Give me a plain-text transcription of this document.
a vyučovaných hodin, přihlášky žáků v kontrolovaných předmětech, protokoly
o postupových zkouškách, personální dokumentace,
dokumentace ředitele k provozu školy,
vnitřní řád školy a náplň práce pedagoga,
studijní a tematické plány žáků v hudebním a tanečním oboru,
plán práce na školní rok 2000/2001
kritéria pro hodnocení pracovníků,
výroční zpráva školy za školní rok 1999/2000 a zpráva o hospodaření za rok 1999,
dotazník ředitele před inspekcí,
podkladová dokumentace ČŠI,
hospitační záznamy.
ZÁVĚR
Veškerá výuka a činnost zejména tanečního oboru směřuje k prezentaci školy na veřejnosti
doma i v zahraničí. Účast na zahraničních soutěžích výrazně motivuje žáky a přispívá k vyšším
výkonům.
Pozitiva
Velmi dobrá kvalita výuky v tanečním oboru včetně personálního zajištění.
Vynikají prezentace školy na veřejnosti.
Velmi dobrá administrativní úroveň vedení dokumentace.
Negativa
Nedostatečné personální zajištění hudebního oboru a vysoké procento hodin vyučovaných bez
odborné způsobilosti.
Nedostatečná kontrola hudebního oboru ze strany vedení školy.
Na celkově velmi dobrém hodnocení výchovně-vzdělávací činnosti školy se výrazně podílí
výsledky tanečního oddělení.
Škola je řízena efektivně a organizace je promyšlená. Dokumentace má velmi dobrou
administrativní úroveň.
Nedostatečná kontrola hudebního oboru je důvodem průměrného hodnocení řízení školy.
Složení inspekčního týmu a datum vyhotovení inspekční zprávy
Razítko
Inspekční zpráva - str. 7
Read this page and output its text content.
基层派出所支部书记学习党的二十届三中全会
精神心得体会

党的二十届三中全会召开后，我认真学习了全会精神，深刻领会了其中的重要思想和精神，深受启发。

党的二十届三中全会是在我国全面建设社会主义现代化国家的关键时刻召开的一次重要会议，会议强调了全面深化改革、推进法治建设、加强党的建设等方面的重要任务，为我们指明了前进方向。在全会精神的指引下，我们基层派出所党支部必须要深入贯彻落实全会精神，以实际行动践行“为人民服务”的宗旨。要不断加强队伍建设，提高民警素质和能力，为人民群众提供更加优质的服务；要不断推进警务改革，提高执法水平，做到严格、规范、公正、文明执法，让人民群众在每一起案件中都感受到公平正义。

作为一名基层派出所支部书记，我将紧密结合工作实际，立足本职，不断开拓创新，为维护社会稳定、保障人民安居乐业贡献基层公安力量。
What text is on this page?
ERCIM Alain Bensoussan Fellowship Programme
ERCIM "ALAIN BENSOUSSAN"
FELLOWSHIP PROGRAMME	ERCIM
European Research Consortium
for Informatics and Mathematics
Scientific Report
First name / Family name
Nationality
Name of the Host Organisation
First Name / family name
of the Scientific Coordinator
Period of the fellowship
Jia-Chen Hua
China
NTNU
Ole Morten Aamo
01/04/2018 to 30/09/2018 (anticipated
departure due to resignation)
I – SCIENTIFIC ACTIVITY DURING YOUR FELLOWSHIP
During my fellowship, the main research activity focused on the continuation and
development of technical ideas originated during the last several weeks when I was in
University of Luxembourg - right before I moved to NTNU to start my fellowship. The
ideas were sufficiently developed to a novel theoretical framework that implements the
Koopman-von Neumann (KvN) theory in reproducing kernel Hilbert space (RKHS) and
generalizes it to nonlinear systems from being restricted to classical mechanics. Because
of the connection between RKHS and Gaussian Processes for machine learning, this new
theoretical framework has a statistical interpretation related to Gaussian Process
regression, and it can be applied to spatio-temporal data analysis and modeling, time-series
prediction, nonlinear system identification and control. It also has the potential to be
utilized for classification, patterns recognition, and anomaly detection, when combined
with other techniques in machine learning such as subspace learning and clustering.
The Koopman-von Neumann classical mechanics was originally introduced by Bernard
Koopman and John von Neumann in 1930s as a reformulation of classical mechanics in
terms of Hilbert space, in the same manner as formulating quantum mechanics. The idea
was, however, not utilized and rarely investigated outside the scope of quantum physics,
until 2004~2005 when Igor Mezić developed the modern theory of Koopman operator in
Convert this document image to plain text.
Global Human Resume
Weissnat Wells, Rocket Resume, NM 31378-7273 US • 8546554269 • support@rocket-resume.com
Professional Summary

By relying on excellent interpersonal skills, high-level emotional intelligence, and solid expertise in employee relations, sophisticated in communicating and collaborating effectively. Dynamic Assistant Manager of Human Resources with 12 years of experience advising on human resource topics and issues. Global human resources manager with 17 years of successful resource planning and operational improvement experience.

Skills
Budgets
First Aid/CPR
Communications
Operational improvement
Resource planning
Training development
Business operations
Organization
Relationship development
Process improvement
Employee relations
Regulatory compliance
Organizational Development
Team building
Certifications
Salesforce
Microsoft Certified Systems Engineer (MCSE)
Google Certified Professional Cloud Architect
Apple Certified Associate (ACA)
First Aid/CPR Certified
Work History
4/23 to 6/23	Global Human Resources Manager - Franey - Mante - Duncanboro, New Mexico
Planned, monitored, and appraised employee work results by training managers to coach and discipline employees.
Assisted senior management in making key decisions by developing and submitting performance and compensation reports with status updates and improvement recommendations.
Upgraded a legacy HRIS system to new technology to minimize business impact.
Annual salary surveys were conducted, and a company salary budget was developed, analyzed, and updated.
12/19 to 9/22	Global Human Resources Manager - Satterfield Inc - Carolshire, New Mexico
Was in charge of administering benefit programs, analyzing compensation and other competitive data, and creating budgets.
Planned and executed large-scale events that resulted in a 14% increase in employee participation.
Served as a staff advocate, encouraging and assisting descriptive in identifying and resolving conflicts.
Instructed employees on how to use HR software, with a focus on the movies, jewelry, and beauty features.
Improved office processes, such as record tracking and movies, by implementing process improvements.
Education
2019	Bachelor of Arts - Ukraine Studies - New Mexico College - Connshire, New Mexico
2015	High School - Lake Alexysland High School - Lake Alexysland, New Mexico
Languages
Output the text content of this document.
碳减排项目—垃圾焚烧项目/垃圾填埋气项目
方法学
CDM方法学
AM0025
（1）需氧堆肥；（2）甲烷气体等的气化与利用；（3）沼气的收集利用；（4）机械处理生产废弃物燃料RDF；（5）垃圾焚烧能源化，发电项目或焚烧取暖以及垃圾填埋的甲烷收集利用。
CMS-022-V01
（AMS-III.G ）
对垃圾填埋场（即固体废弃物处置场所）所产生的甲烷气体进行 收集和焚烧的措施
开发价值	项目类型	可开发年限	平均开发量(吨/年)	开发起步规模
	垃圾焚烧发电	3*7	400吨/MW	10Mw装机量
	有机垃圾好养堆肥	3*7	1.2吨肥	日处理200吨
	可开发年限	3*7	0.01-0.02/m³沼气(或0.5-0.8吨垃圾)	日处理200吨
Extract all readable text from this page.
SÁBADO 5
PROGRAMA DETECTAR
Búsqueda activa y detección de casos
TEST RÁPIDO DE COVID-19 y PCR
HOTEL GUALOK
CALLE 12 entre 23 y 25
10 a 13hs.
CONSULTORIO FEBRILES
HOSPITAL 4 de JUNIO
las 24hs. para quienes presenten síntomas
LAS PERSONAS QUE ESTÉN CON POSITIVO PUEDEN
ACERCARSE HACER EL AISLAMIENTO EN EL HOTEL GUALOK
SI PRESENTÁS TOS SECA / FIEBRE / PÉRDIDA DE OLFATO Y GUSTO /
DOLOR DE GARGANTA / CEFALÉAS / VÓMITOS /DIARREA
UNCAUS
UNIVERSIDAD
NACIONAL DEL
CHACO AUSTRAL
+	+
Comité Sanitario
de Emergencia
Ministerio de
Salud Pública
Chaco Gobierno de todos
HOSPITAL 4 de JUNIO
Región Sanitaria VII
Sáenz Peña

◆ ◆ ◆

Set problem – Extract the whole listing, character for character.

Response to the exercise –
Give me a plain-text transcription of this document.
a vyučovaných hodin, přihlášky žáků v kontrolovaných předmětech, protokoly
o postupových zkouškách, personální dokumentace,
dokumentace ředitele k provozu školy,
vnitřní řád školy a náplň práce pedagoga,
studijní a tematické plány žáků v hudebním a tanečním oboru,
plán práce na školní rok 2000/2001
kritéria pro hodnocení pracovníků,
výroční zpráva školy za školní rok 1999/2000 a zpráva o hospodaření za rok 1999,
dotazník ředitele před inspekcí,
podkladová dokumentace ČŠI,
hospitační záznamy.
ZÁVĚR
Veškerá výuka a činnost zejména tanečního oboru směřuje k prezentaci školy na veřejnosti
doma i v zahraničí. Účast na zahraničních soutěžích výrazně motivuje žáky a přispívá k vyšším
výkonům.
Pozitiva
Velmi dobrá kvalita výuky v tanečním oboru včetně personálního zajištění.
Vynikají prezentace školy na veřejnosti.
Velmi dobrá administrativní úroveň vedení dokumentace.
Negativa
Nedostatečné personální zajištění hudebního oboru a vysoké procento hodin vyučovaných bez
odborné způsobilosti.
Nedostatečná kontrola hudebního oboru ze strany vedení školy.
Na celkově velmi dobrém hodnocení výchovně-vzdělávací činnosti školy se výrazně podílí
výsledky tanečního oddělení.
Škola je řízena efektivně a organizace je promyšlená. Dokumentace má velmi dobrou
administrativní úroveň.
Nedostatečná kontrola hudebního oboru je důvodem průměrného hodnocení řízení školy.
Složení inspekčního týmu a datum vyhotovení inspekční zprávy
Razítko
Inspekční zpráva - str. 7
Read this page and output its text content.
基层派出所支部书记学习党的二十届三中全会
精神心得体会

党的二十届三中全会召开后，我认真学习了全会精神，深刻领会了其中的重要思想和精神，深受启发。

党的二十届三中全会是在我国全面建设社会主义现代化国家的关键时刻召开的一次重要会议，会议强调了全面深化改革、推进法治建设、加强党的建设等方面的重要任务，为我们指明了前进方向。在全会精神的指引下，我们基层派出所党支部必须要深入贯彻落实全会精神，以实际行动践行“为人民服务”的宗旨。要不断加强队伍建设，提高民警素质和能力，为人民群众提供更加优质的服务；要不断推进警务改革，提高执法水平，做到严格、规范、公正、文明执法，让人民群众在每一起案件中都感受到公平正义。

作为一名基层派出所支部书记，我将紧密结合工作实际，立足本职，不断开拓创新，为维护社会稳定、保障人民安居乐业贡献基层公安力量。
What text is on this page?
ERCIM Alain Bensoussan Fellowship Programme
ERCIM "ALAIN BENSOUSSAN"
FELLOWSHIP PROGRAMME	ERCIM
European Research Consortium
for Informatics and Mathematics
Scientific Report
First name / Family name
Nationality
Name of the Host Organisation
First Name / family name
of the Scientific Coordinator
Period of the fellowship
Jia-Chen Hua
China
NTNU
Ole Morten Aamo
01/04/2018 to 30/09/2018 (anticipated
departure due to resignation)
I – SCIENTIFIC ACTIVITY DURING YOUR FELLOWSHIP
During my fellowship, the main research activity focused on the continuation and
development of technical ideas originated during the last several weeks when I was in
University of Luxembourg - right before I moved to NTNU to start my fellowship. The
ideas were sufficiently developed to a novel theoretical framework that implements the
Koopman-von Neumann (KvN) theory in reproducing kernel Hilbert space (RKHS) and
generalizes it to nonlinear systems from being restricted to classical mechanics. Because
of the connection between RKHS and Gaussian Processes for machine learning, this new
theoretical framework has a statistical interpretation related to Gaussian Process
regression, and it can be applied to spatio-temporal data analysis and modeling, time-series
prediction, nonlinear system identification and control. It also has the potential to be
utilized for classification, patterns recognition, and anomaly detection, when combined
with other techniques in machine learning such as subspace learning and clustering.
The Koopman-von Neumann classical mechanics was originally introduced by Bernard
Koopman and John von Neumann in 1930s as a reformulation of classical mechanics in
terms of Hilbert space, in the same manner as formulating quantum mechanics. The idea
was, however, not utilized and rarely investigated outside the scope of quantum physics,
until 2004~2005 when Igor Mezić developed the modern theory of Koopman operator in
Convert this document image to plain text.
Global Human Resume
Weissnat Wells, Rocket Resume, NM 31378-7273 US • 8546554269 • support@rocket-resume.com
Professional Summary

By relying on excellent interpersonal skills, high-level emotional intelligence, and solid expertise in employee relations, sophisticated in communicating and collaborating effectively. Dynamic Assistant Manager of Human Resources with 12 years of experience advising on human resource topics and issues. Global human resources manager with 17 years of successful resource planning and operational improvement experience.

Skills
Budgets
First Aid/CPR
Communications
Operational improvement
Resource planning
Training development
Business operations
Organization
Relationship development
Process improvement
Employee relations
Regulatory compliance
Organizational Development
Team building
Certifications
Salesforce
Microsoft Certified Systems Engineer (MCSE)
Google Certified Professional Cloud Architect
Apple Certified Associate (ACA)
First Aid/CPR Certified
Work History
4/23 to 6/23	Global Human Resources Manager - Franey - Mante - Duncanboro, New Mexico
Planned, monitored, and appraised employee work results by training managers to coach and discipline employees.
Assisted senior management in making key decisions by developing and submitting performance and compensation reports with status updates and improvement recommendations.
Upgraded a legacy HRIS system to new technology to minimize business impact.
Annual salary surveys were conducted, and a company salary budget was developed, analyzed, and updated.
12/19 to 9/22	Global Human Resources Manager - Satterfield Inc - Carolshire, New Mexico
Was in charge of administering benefit programs, analyzing compensation and other competitive data, and creating budgets.
Planned and executed large-scale events that resulted in a 14% increase in employee participation.
Served as a staff advocate, encouraging and assisting descriptive in identifying and resolving conflicts.
Instructed employees on how to use HR software, with a focus on the movies, jewelry, and beauty features.
Improved office processes, such as record tracking and movies, by implementing process improvements.
Education
2019	Bachelor of Arts - Ukraine Studies - New Mexico College - Connshire, New Mexico
2015	High School - Lake Alexysland High School - Lake Alexysland, New Mexico
Languages
Output the text content of this document.
碳减排项目—垃圾焚烧项目/垃圾填埋气项目
方法学
CDM方法学
AM0025
（1）需氧堆肥；（2）甲烷气体等的气化与利用；（3）沼气的收集利用；（4）机械处理生产废弃物燃料RDF；（5）垃圾焚烧能源化，发电项目或焚烧取暖以及垃圾填埋的甲烷收集利用。
CMS-022-V01
（AMS-III.G ）
对垃圾填埋场（即固体废弃物处置场所）所产生的甲烷气体进行 收集和焚烧的措施
开发价值	项目类型	可开发年限	平均开发量(吨/年)	开发起步规模
	垃圾焚烧发电	3*7	400吨/MW	10Mw装机量
	有机垃圾好养堆肥	3*7	1.2吨肥	日处理200吨
	可开发年限	3*7	0.01-0.02/m³沼气(或0.5-0.8吨垃圾)	日处理200吨
Extract all readable text from this page.
SÁBADO 5
PROGRAMA DETECTAR
Búsqueda activa y detección de casos
TEST RÁPIDO DE COVID-19 y PCR
HOTEL GUALOK
CALLE 12 entre 23 y 25
10 a 13hs.
CONSULTORIO FEBRILES
HOSPITAL 4 de JUNIO
las 24hs. para quienes presenten síntomas
LAS PERSONAS QUE ESTÉN CON POSITIVO PUEDEN
ACERCARSE HACER EL AISLAMIENTO EN EL HOTEL GUALOK
SI PRESENTÁS TOS SECA / FIEBRE / PÉRDIDA DE OLFATO Y GUSTO /
DOLOR DE GARGANTA / CEFALÉAS / VÓMITOS /DIARREA
UNCAUS
UNIVERSIDAD
NACIONAL DEL
CHACO AUSTRAL
+	+
Comité Sanitario
de Emergencia
Ministerio de
Salud Pública
Chaco Gobierno de todos
HOSPITAL 4 de JUNIO
Región Sanitaria VII
Sáenz Peña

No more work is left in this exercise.